## Written task
What follows is a set of records; repeat all of them exactly.

** start Data for this task **

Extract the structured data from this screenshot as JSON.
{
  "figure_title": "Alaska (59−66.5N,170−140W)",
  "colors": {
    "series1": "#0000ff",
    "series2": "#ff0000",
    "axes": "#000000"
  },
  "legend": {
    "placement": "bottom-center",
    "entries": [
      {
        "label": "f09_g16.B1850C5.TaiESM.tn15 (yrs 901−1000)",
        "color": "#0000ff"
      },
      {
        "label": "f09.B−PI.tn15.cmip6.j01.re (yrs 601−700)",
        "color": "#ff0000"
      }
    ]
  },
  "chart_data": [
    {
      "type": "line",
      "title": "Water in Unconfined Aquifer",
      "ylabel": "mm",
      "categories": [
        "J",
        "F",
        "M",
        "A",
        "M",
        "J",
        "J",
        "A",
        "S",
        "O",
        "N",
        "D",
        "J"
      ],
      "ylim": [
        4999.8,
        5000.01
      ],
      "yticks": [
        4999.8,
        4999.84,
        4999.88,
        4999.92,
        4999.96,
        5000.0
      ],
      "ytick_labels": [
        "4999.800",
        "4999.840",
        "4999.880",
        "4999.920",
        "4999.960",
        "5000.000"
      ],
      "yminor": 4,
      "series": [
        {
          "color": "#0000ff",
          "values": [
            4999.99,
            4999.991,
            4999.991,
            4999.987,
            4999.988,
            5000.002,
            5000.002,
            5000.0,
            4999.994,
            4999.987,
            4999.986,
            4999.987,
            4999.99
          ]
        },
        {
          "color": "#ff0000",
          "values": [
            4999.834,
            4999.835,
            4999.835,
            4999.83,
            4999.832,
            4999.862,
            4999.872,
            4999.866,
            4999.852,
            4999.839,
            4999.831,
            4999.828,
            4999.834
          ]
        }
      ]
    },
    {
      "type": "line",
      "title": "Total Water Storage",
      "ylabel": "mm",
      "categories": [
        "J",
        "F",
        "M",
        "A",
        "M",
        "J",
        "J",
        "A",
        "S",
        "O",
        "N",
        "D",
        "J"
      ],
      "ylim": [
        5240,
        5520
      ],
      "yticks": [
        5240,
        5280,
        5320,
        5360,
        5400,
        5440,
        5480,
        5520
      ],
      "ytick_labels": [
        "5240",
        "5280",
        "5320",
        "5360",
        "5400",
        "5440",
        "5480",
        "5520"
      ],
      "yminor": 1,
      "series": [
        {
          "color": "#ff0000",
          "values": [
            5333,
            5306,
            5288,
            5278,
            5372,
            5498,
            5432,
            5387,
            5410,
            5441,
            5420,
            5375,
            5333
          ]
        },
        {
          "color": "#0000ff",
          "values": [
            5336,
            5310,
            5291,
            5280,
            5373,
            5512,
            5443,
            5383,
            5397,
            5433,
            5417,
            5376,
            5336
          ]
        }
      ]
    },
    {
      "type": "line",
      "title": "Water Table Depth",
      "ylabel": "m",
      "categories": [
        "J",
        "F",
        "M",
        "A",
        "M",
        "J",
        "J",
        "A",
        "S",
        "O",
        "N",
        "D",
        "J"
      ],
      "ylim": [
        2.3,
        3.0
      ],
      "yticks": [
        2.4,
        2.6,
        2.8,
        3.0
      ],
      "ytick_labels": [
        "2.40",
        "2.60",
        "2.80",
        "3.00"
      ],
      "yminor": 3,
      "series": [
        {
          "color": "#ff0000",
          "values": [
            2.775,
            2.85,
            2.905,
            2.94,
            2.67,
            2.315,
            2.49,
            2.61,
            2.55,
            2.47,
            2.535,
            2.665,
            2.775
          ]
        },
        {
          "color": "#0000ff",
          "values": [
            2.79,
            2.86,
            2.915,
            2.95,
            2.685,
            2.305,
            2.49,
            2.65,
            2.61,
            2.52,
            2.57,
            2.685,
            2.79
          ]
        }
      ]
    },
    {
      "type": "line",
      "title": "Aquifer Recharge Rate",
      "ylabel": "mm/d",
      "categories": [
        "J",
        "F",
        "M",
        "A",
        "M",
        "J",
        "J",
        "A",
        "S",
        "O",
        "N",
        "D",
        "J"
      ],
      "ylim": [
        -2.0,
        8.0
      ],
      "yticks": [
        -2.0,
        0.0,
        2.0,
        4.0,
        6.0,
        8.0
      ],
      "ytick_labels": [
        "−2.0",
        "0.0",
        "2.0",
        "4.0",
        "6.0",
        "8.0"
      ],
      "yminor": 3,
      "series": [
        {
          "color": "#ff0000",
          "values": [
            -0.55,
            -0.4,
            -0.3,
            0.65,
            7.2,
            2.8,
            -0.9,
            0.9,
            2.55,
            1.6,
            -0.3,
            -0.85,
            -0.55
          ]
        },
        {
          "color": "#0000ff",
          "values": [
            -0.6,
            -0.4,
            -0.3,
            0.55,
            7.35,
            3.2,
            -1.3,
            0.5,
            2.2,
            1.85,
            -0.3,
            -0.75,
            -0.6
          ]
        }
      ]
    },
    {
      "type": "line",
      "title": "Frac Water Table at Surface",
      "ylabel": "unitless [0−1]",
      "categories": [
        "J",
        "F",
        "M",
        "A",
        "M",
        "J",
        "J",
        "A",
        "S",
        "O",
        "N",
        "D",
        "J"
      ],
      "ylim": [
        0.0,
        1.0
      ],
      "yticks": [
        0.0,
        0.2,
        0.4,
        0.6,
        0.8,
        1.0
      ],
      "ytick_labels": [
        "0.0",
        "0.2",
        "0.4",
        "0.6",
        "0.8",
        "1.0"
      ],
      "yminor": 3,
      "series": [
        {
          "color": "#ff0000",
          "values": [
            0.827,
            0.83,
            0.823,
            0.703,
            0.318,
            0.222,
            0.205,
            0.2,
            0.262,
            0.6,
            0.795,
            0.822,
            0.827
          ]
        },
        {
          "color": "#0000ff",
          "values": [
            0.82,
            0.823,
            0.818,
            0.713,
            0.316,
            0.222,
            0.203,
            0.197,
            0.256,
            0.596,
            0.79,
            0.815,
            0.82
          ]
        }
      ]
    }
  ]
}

** end Data for this task **

## Correct output
Extract the structured data from this screenshot as JSON.
{
  "figure_title": "Alaska (59−66.5N,170−140W)",
  "colors": {
    "series1": "#0000ff",
    "series2": "#ff0000",
    "axes": "#000000"
  },
  "legend": {
    "placement": "bottom-center",
    "entries": [
      {
        "label": "f09_g16.B1850C5.TaiESM.tn15 (yrs 901−1000)",
        "color": "#0000ff"
      },
      {
        "label": "f09.B−PI.tn15.cmip6.j01.re (yrs 601−700)",
        "color": "#ff0000"
      }
    ]
  },
  "chart_data": [
    {
      "type": "line",
      "title": "Water in Unconfined Aquifer",
      "ylabel": "mm",
      "categories": [
        "J",
        "F",
        "M",
        "A",
        "M",
        "J",
        "J",
        "A",
        "S",
        "O",
        "N",
        "D",
        "J"
      ],
      "ylim": [
        4999.8,
        5000.01
      ],
      "yticks": [
        4999.8,
        4999.84,
        4999.88,
        4999.92,
        4999.96,
        5000.0
      ],
      "ytick_labels": [
        "4999.800",
        "4999.840",
        "4999.880",
        "4999.920",
        "4999.960",
        "5000.000"
      ],
      "yminor": 4,
      "series": [
        {
          "color": "#0000ff",
          "values": [
            4999.99,
            4999.991,
            4999.991,
            4999.987,
            4999.988,
            5000.002,
            5000.002,
            5000.0,
            4999.994,
            4999.987,
            4999.986,
            4999.987,
            4999.99
          ]
        },
        {
          "color": "#ff0000",
          "values": [
            4999.834,
            4999.835,
            4999.835,
            4999.83,
            4999.832,
            4999.862,
            4999.872,
            4999.866,
            4999.852,
            4999.839,
            4999.831,
            4999.828,
            4999.834
          ]
        }
      ]
    },
    {
      "type": "line",
      "title": "Total Water Storage",
      "ylabel": "mm",
      "categories": [
        "J",
        "F",
        "M",
        "A",
        "M",
        "J",
        "J",
        "A",
        "S",
        "O",
        "N",
        "D",
        "J"
      ],
      "ylim": [
        5240,
        5520
      ],
      "yticks": [
        5240,
        5280,
        5320,
        5360,
        5400,
        5440,
        5480,
        5520
      ],
      "ytick_labels": [
        "5240",
        "5280",
        "5320",
        "5360",
        "5400",
        "5440",
        "5480",
        "5520"
      ],
      "yminor": 1,
      "series": [
        {
          "color": "#ff0000",
          "values": [
            5333,
            5306,
            5288,
            5278,
            5372,
            5498,
            5432,
            5387,
            5410,
            5441,
            5420,
            5375,
            5333
          ]
        },
        {
          "color": "#0000ff",
          "values": [
            5336,
            5310,
            5291,
            5280,
            5373,
            5512,
            5443,
            5383,
            5397,
            5433,
            5417,
            5376,
            5336
          ]
        }
      ]
    },
    {
      "type": "line",
      "title": "Water Table Depth",
      "ylabel": "m",
      "categories": [
        "J",
        "F",
        "M",
        "A",
        "M",
        "J",
        "J",
        "A",
        "S",
        "O",
        "N",
        "D",
        "J"
      ],
      "ylim": [
        2.3,
        3.0
      ],
      "yticks": [
        2.4,
        2.6,
        2.8,
        3.0
      ],
      "ytick_labels": [
        "2.40",
        "2.60",
        "2.80",
        "3.00"
      ],
      "yminor": 3,
      "series": [
        {
          "color": "#ff0000",
          "values": [
            2.775,
            2.85,
            2.905,
            2.94,
            2.67,
            2.315,
            2.49,
            2.61,
            2.55,
            2.47,
            2.535,
            2.665,
            2.775
          ]
        },
        {
          "color": "#0000ff",
          "values": [
            2.79,
            2.86,
            2.915,
            2.95,
            2.685,
            2.305,
            2.49,
            2.65,
            2.61,
            2.52,
            2.57,
            2.685,
            2.79
          ]
        }
      ]
    },
    {
      "type": "line",
      "title": "Aquifer Recharge Rate",
      "ylabel": "mm/d",
      "categories": [
        "J",
        "F",
        "M",
        "A",
        "M",
        "J",
        "J",
        "A",
        "S",
        "O",
        "N",
        "D",
        "J"
      ],
      "ylim": [
        -2.0,
        8.0
      ],
      "yticks": [
        -2.0,
        0.0,
        2.0,
        4.0,
        6.0,
        8.0
      ],
      "ytick_labels": [
        "−2.0",
        "0.0",
        "2.0",
        "4.0",
        "6.0",
        "8.0"
      ],
      "yminor": 3,
      "series": [
        {
          "color": "#ff0000",
          "values": [
            -0.55,
            -0.4,
            -0.3,
            0.65,
            7.2,
            2.8,
            -0.9,
            0.9,
            2.55,
            1.6,
            -0.3,
            -0.85,
            -0.55
          ]
        },
        {
          "color": "#0000ff",
          "values": [
            -0.6,
            -0.4,
            -0.3,
            0.55,
            7.35,
            3.2,
            -1.3,
            0.5,
            2.2,
            1.85,
            -0.3,
            -0.75,
            -0.6
          ]
        }
      ]
    },
    {
      "type": "line",
      "title": "Frac Water Table at Surface",
      "ylabel": "unitless [0−1]",
      "categories": [
        "J",
        "F",
        "M",
        "A",
        "M",
        "J",
        "J",
        "A",
        "S",
        "O",
        "N",
        "D",
        "J"
      ],
      "ylim": [
        0.0,
        1.0
      ],
      "yticks": [
        0.0,
        0.2,
        0.4,
        0.6,
        0.8,
        1.0
      ],
      "ytick_labels": [
        "0.0",
        "0.2",
        "0.4",
        "0.6",
        "0.8",
        "1.0"
      ],
      "yminor": 3,
      "series": [
        {
          "color": "#ff0000",
          "values": [
            0.827,
            0.83,
            0.823,
            0.703,
            0.318,
            0.222,
            0.205,
            0.2,
            0.262,
            0.6,
            0.795,
            0.822,
            0.827
          ]
        },
        {
          "color": "#0000ff",
          "values": [
            0.82,
            0.823,
            0.818,
            0.713,
            0.316,
            0.222,
            0.203,
            0.197,
            0.256,
            0.596,
            0.79,
            0.815,
            0.82
          ]
        }
      ]
    }
  ]
}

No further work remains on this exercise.